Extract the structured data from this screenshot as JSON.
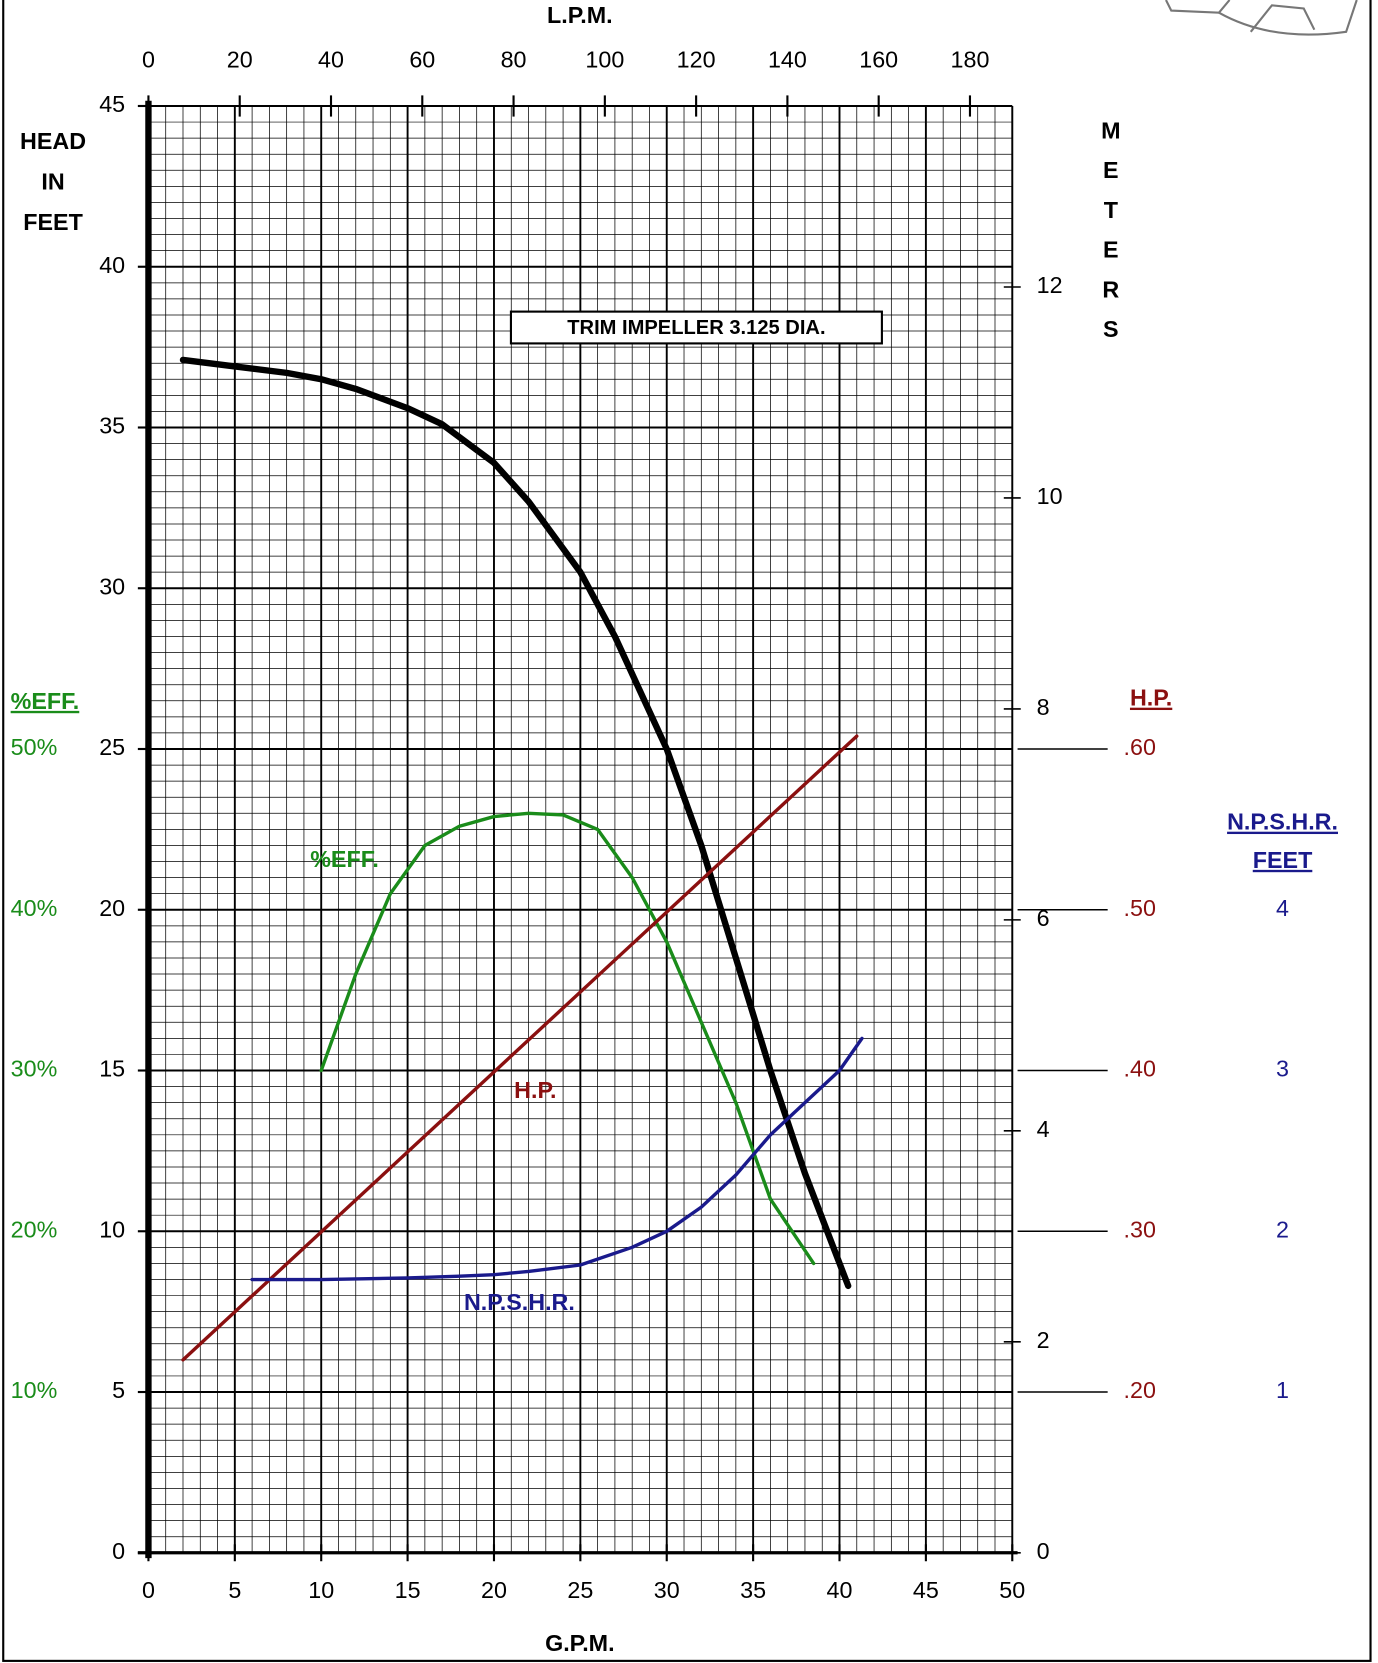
{
  "chart_data": {
    "type": "line",
    "annotation": "TRIM IMPELLER 3.125 DIA.",
    "x_label": "G.P.M.",
    "xlim": [
      0,
      50
    ],
    "xticks": [
      0,
      5,
      10,
      15,
      20,
      25,
      30,
      35,
      40,
      45,
      50
    ],
    "x2_label": "L.P.M.",
    "x2lim": [
      0,
      189.27
    ],
    "x2ticks": [
      0,
      20,
      40,
      60,
      80,
      100,
      120,
      140,
      160,
      180
    ],
    "y_label": [
      "HEAD",
      "IN",
      "FEET"
    ],
    "ylim": [
      0,
      45
    ],
    "yticks": [
      0,
      5,
      10,
      15,
      20,
      25,
      30,
      35,
      40,
      45
    ],
    "y2_label": "METERS",
    "y2lim": [
      0,
      13.716
    ],
    "y2ticks": [
      0,
      2,
      4,
      6,
      8,
      10,
      12
    ],
    "eff_axis": {
      "label": "%EFF.",
      "color": "#1a8c1a",
      "lim": [
        0,
        90
      ],
      "ticks": [
        {
          "value": 10,
          "label": "10%"
        },
        {
          "value": 20,
          "label": "20%"
        },
        {
          "value": 30,
          "label": "30%"
        },
        {
          "value": 40,
          "label": "40%"
        },
        {
          "value": 50,
          "label": "50%"
        }
      ]
    },
    "hp_axis": {
      "label": "H.P.",
      "color": "#8b1010",
      "lim": [
        0.1,
        1.0
      ],
      "ticks": [
        {
          "value": 0.2,
          "label": ".20"
        },
        {
          "value": 0.3,
          "label": ".30"
        },
        {
          "value": 0.4,
          "label": ".40"
        },
        {
          "value": 0.5,
          "label": ".50"
        },
        {
          "value": 0.6,
          "label": ".60"
        }
      ]
    },
    "npshr_axis": {
      "label": [
        "N.P.S.H.R.",
        "FEET"
      ],
      "color": "#1a1a8c",
      "lim": [
        0,
        9
      ],
      "ticks": [
        1,
        2,
        3,
        4
      ]
    },
    "grid": true,
    "series": [
      {
        "color": "#000000",
        "axis": "y",
        "x": [
          2,
          5,
          8,
          10,
          12,
          15,
          17,
          20,
          22,
          25,
          27,
          30,
          32,
          34,
          36,
          38,
          40.5
        ],
        "values": [
          37.1,
          36.9,
          36.7,
          36.5,
          36.2,
          35.6,
          35.1,
          33.9,
          32.7,
          30.5,
          28.5,
          25,
          22,
          18.5,
          15,
          11.8,
          8.3
        ]
      },
      {
        "name": "%EFF.",
        "color": "#1a8c1a",
        "axis": "eff",
        "x": [
          10,
          12,
          14,
          16,
          18,
          20,
          22,
          24,
          26,
          28,
          30,
          32,
          34,
          36,
          38.5
        ],
        "values": [
          30,
          36,
          41,
          44,
          45.2,
          45.8,
          46,
          45.9,
          45,
          42,
          38,
          33,
          28,
          22,
          18
        ]
      },
      {
        "name": "H.P.",
        "color": "#8b1010",
        "axis": "hp",
        "x": [
          2,
          41
        ],
        "values": [
          0.22,
          0.608
        ]
      },
      {
        "name": "N.P.S.H.R.",
        "color": "#1a1a8c",
        "axis": "npshr",
        "x": [
          6,
          10,
          15,
          18,
          20,
          22,
          25,
          28,
          30,
          32,
          34,
          36,
          38,
          40,
          41.3
        ],
        "values": [
          1.7,
          1.7,
          1.71,
          1.72,
          1.73,
          1.75,
          1.79,
          1.9,
          2.0,
          2.15,
          2.35,
          2.6,
          2.8,
          3.0,
          3.2
        ]
      }
    ]
  }
}
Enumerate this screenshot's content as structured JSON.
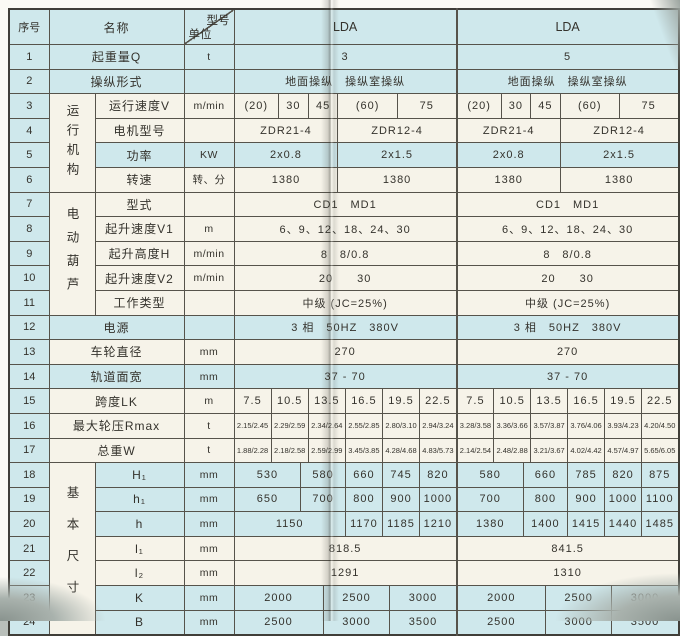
{
  "colors": {
    "row_cyan": "#cfe8ec",
    "row_cream": "#f6f3e9",
    "grid_line": "#56534b"
  },
  "header": {
    "serial": "序号",
    "name": "名称",
    "model": "型号",
    "unit": "单位",
    "group_left": "LDA",
    "group_right": "LDA"
  },
  "table": {
    "rows": [
      {
        "no": "1",
        "name": "起重量Q",
        "unit": "t",
        "stripe": "cyan",
        "left": [
          [
            "3",
            30
          ]
        ],
        "right": [
          [
            "5",
            30
          ]
        ]
      },
      {
        "no": "2",
        "name": "操纵形式",
        "unit": "",
        "stripe": "cyan",
        "left": [
          [
            "地面操纵　操纵室操纵",
            30
          ]
        ],
        "right": [
          [
            "地面操纵　操纵室操纵",
            30
          ]
        ]
      },
      {
        "no": "3",
        "group": {
          "label": "运行机构",
          "rows": 4
        },
        "name": "运行速度V",
        "unit": "m/min",
        "stripe": "cream",
        "left": [
          [
            "(20)",
            6
          ],
          [
            "30",
            4
          ],
          [
            "45",
            4
          ],
          [
            "(60)",
            8
          ],
          [
            "75",
            8
          ]
        ],
        "right": [
          [
            "(20)",
            6
          ],
          [
            "30",
            4
          ],
          [
            "45",
            4
          ],
          [
            "(60)",
            8
          ],
          [
            "75",
            8
          ]
        ]
      },
      {
        "no": "4",
        "name": "电机型号",
        "unit": "",
        "stripe": "cream",
        "left": [
          [
            "ZDR21-4",
            14
          ],
          [
            "ZDR12-4",
            16
          ]
        ],
        "right": [
          [
            "ZDR21-4",
            14
          ],
          [
            "ZDR12-4",
            16
          ]
        ]
      },
      {
        "no": "5",
        "name": "功率",
        "unit": "KW",
        "stripe": "cyan",
        "left": [
          [
            "2x0.8",
            14
          ],
          [
            "2x1.5",
            16
          ]
        ],
        "right": [
          [
            "2x0.8",
            14
          ],
          [
            "2x1.5",
            16
          ]
        ]
      },
      {
        "no": "6",
        "name": "转速",
        "unit": "转、分",
        "stripe": "cream",
        "left": [
          [
            "1380",
            14
          ],
          [
            "1380",
            16
          ]
        ],
        "right": [
          [
            "1380",
            14
          ],
          [
            "1380",
            16
          ]
        ]
      },
      {
        "no": "7",
        "group": {
          "label": "电动葫芦",
          "rows": 5
        },
        "name": "型式",
        "unit": "",
        "stripe": "cream",
        "left": [
          [
            "CD1　MD1",
            30
          ]
        ],
        "right": [
          [
            "CD1　MD1",
            30
          ]
        ]
      },
      {
        "no": "8",
        "name": "起升速度V1",
        "unit": "m",
        "stripe": "cream",
        "left": [
          [
            "6、9、12、18、24、30",
            30
          ]
        ],
        "right": [
          [
            "6、9、12、18、24、30",
            30
          ]
        ]
      },
      {
        "no": "9",
        "name": "起升高度H",
        "unit": "m/min",
        "stripe": "cream",
        "left": [
          [
            "8　8/0.8",
            30
          ]
        ],
        "right": [
          [
            "8　8/0.8",
            30
          ]
        ]
      },
      {
        "no": "10",
        "name": "起升速度V2",
        "unit": "m/min",
        "stripe": "cream",
        "left": [
          [
            "20　　30",
            30
          ]
        ],
        "right": [
          [
            "20　　30",
            30
          ]
        ]
      },
      {
        "no": "11",
        "name": "工作类型",
        "unit": "",
        "stripe": "cream",
        "left": [
          [
            "中级 (JC=25%)",
            30
          ]
        ],
        "right": [
          [
            "中级 (JC=25%)",
            30
          ]
        ]
      },
      {
        "no": "12",
        "name": "电源",
        "unit": "",
        "stripe": "cyan",
        "left": [
          [
            "3 相　50HZ　380V",
            30
          ]
        ],
        "right": [
          [
            "3 相　50HZ　380V",
            30
          ]
        ]
      },
      {
        "no": "13",
        "name": "车轮直径",
        "unit": "mm",
        "stripe": "cream",
        "left": [
          [
            "270",
            30
          ]
        ],
        "right": [
          [
            "270",
            30
          ]
        ]
      },
      {
        "no": "14",
        "name": "轨道面宽",
        "unit": "mm",
        "stripe": "cyan",
        "left": [
          [
            "37 - 70",
            30
          ]
        ],
        "right": [
          [
            "37 - 70",
            30
          ]
        ]
      },
      {
        "no": "15",
        "name": "跨度LK",
        "unit": "m",
        "stripe": "cream",
        "left": [
          [
            "7.5",
            5
          ],
          [
            "10.5",
            5
          ],
          [
            "13.5",
            5
          ],
          [
            "16.5",
            5
          ],
          [
            "19.5",
            5
          ],
          [
            "22.5",
            5
          ]
        ],
        "right": [
          [
            "7.5",
            5
          ],
          [
            "10.5",
            5
          ],
          [
            "13.5",
            5
          ],
          [
            "16.5",
            5
          ],
          [
            "19.5",
            5
          ],
          [
            "22.5",
            5
          ]
        ]
      },
      {
        "no": "16",
        "name": "最大轮压Rmax",
        "unit": "t",
        "stripe": "cream",
        "small": true,
        "left": [
          [
            "2.15/2.45",
            5
          ],
          [
            "2.29/2.59",
            5
          ],
          [
            "2.34/2.64",
            5
          ],
          [
            "2.55/2.85",
            5
          ],
          [
            "2.80/3.10",
            5
          ],
          [
            "2.94/3.24",
            5
          ]
        ],
        "right": [
          [
            "3.28/3.58",
            5
          ],
          [
            "3.36/3.66",
            5
          ],
          [
            "3.57/3.87",
            5
          ],
          [
            "3.76/4.06",
            5
          ],
          [
            "3.93/4.23",
            5
          ],
          [
            "4.20/4.50",
            5
          ]
        ]
      },
      {
        "no": "17",
        "name": "总重W",
        "unit": "t",
        "stripe": "cream",
        "small": true,
        "left": [
          [
            "1.88/2.28",
            5
          ],
          [
            "2.18/2.58",
            5
          ],
          [
            "2.59/2.99",
            5
          ],
          [
            "3.45/3.85",
            5
          ],
          [
            "4.28/4.68",
            5
          ],
          [
            "4.83/5.73",
            5
          ]
        ],
        "right": [
          [
            "2.14/2.54",
            5
          ],
          [
            "2.48/2.88",
            5
          ],
          [
            "3.21/3.67",
            5
          ],
          [
            "4.02/4.42",
            5
          ],
          [
            "4.57/4.97",
            5
          ],
          [
            "5.65/6.05",
            5
          ]
        ]
      },
      {
        "no": "18",
        "group": {
          "label": "基本尺寸",
          "rows": 7
        },
        "name": "H₁",
        "unit": "mm",
        "stripe": "cyan",
        "left": [
          [
            "530",
            9
          ],
          [
            "580",
            6
          ],
          [
            "660",
            5
          ],
          [
            "745",
            5
          ],
          [
            "820",
            5
          ]
        ],
        "right": [
          [
            "580",
            9
          ],
          [
            "660",
            6
          ],
          [
            "785",
            5
          ],
          [
            "820",
            5
          ],
          [
            "875",
            5
          ]
        ]
      },
      {
        "no": "19",
        "name": "h₁",
        "unit": "mm",
        "stripe": "cyan",
        "left": [
          [
            "650",
            9
          ],
          [
            "700",
            6
          ],
          [
            "800",
            5
          ],
          [
            "900",
            5
          ],
          [
            "1000",
            5
          ]
        ],
        "right": [
          [
            "700",
            9
          ],
          [
            "800",
            6
          ],
          [
            "900",
            5
          ],
          [
            "1000",
            5
          ],
          [
            "1100",
            5
          ]
        ]
      },
      {
        "no": "20",
        "name": "h",
        "unit": "mm",
        "stripe": "cyan",
        "left": [
          [
            "1150",
            15
          ],
          [
            "1170",
            5
          ],
          [
            "1185",
            5
          ],
          [
            "1210",
            5
          ]
        ],
        "right": [
          [
            "1380",
            9
          ],
          [
            "1400",
            6
          ],
          [
            "1415",
            5
          ],
          [
            "1440",
            5
          ],
          [
            "1485",
            5
          ]
        ]
      },
      {
        "no": "21",
        "name": "l₁",
        "unit": "mm",
        "stripe": "cream",
        "left": [
          [
            "818.5",
            30
          ]
        ],
        "right": [
          [
            "841.5",
            30
          ]
        ]
      },
      {
        "no": "22",
        "name": "l₂",
        "unit": "mm",
        "stripe": "cream",
        "left": [
          [
            "1291",
            30
          ]
        ],
        "right": [
          [
            "1310",
            30
          ]
        ]
      },
      {
        "no": "23",
        "name": "K",
        "unit": "mm",
        "stripe": "cyan",
        "left": [
          [
            "2000",
            12
          ],
          [
            "2500",
            9
          ],
          [
            "3000",
            9
          ]
        ],
        "right": [
          [
            "2000",
            12
          ],
          [
            "2500",
            9
          ],
          [
            "3000",
            9
          ]
        ]
      },
      {
        "no": "24",
        "name": "B",
        "unit": "mm",
        "stripe": "cyan",
        "left": [
          [
            "2500",
            12
          ],
          [
            "3000",
            9
          ],
          [
            "3500",
            9
          ]
        ],
        "right": [
          [
            "2500",
            12
          ],
          [
            "3000",
            9
          ],
          [
            "3500",
            9
          ]
        ]
      }
    ]
  }
}
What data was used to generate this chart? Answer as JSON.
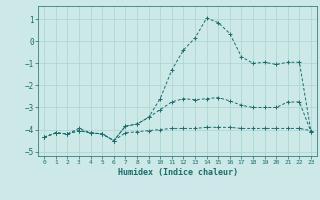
{
  "xlabel": "Humidex (Indice chaleur)",
  "bg_color": "#cce9e8",
  "grid_color": "#aad4d2",
  "line_color": "#1a6b6b",
  "xlim": [
    -0.5,
    23.5
  ],
  "ylim": [
    -5.2,
    1.6
  ],
  "xticks": [
    0,
    1,
    2,
    3,
    4,
    5,
    6,
    7,
    8,
    9,
    10,
    11,
    12,
    13,
    14,
    15,
    16,
    17,
    18,
    19,
    20,
    21,
    22,
    23
  ],
  "yticks": [
    -5,
    -4,
    -3,
    -2,
    -1,
    0,
    1
  ],
  "series": [
    {
      "x": [
        0,
        1,
        2,
        3,
        4,
        5,
        6,
        7,
        8,
        9,
        10,
        11,
        12,
        13,
        14,
        15,
        16,
        17,
        18,
        19,
        20,
        21,
        22,
        23
      ],
      "y": [
        -4.35,
        -4.15,
        -4.2,
        -4.05,
        -4.15,
        -4.2,
        -4.5,
        -4.15,
        -4.1,
        -4.05,
        -4.0,
        -3.95,
        -3.95,
        -3.95,
        -3.9,
        -3.9,
        -3.9,
        -3.95,
        -3.95,
        -3.95,
        -3.95,
        -3.95,
        -3.95,
        -4.05
      ]
    },
    {
      "x": [
        0,
        1,
        2,
        3,
        4,
        5,
        6,
        7,
        8,
        9,
        10,
        11,
        12,
        13,
        14,
        15,
        16,
        17,
        18,
        19,
        20,
        21,
        22,
        23
      ],
      "y": [
        -4.35,
        -4.15,
        -4.2,
        -4.05,
        -4.15,
        -4.2,
        -4.5,
        -3.85,
        -3.75,
        -3.45,
        -3.1,
        -2.75,
        -2.6,
        -2.65,
        -2.6,
        -2.55,
        -2.7,
        -2.9,
        -3.0,
        -3.0,
        -3.0,
        -2.75,
        -2.75,
        -4.1
      ]
    },
    {
      "x": [
        0,
        1,
        2,
        3,
        4,
        5,
        6,
        7,
        8,
        9,
        10,
        11,
        12,
        13,
        14,
        15,
        16,
        17,
        18,
        19,
        20,
        21,
        22,
        23
      ],
      "y": [
        -4.35,
        -4.15,
        -4.2,
        -3.95,
        -4.15,
        -4.2,
        -4.5,
        -3.85,
        -3.75,
        -3.45,
        -2.6,
        -1.3,
        -0.4,
        0.15,
        1.05,
        0.85,
        0.35,
        -0.7,
        -1.0,
        -0.95,
        -1.05,
        -0.95,
        -0.95,
        -4.1
      ]
    }
  ]
}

**EXERCISE PROMPT:** From the entries above, copy every line where the word "JSON" shows up.

**RESULT FOR THIS TASK:**
Extract the structured data from this screenshot as JSON.
Enumerate this screenshot's content as structured JSON.
What data was used to generate this chart? Answer as JSON.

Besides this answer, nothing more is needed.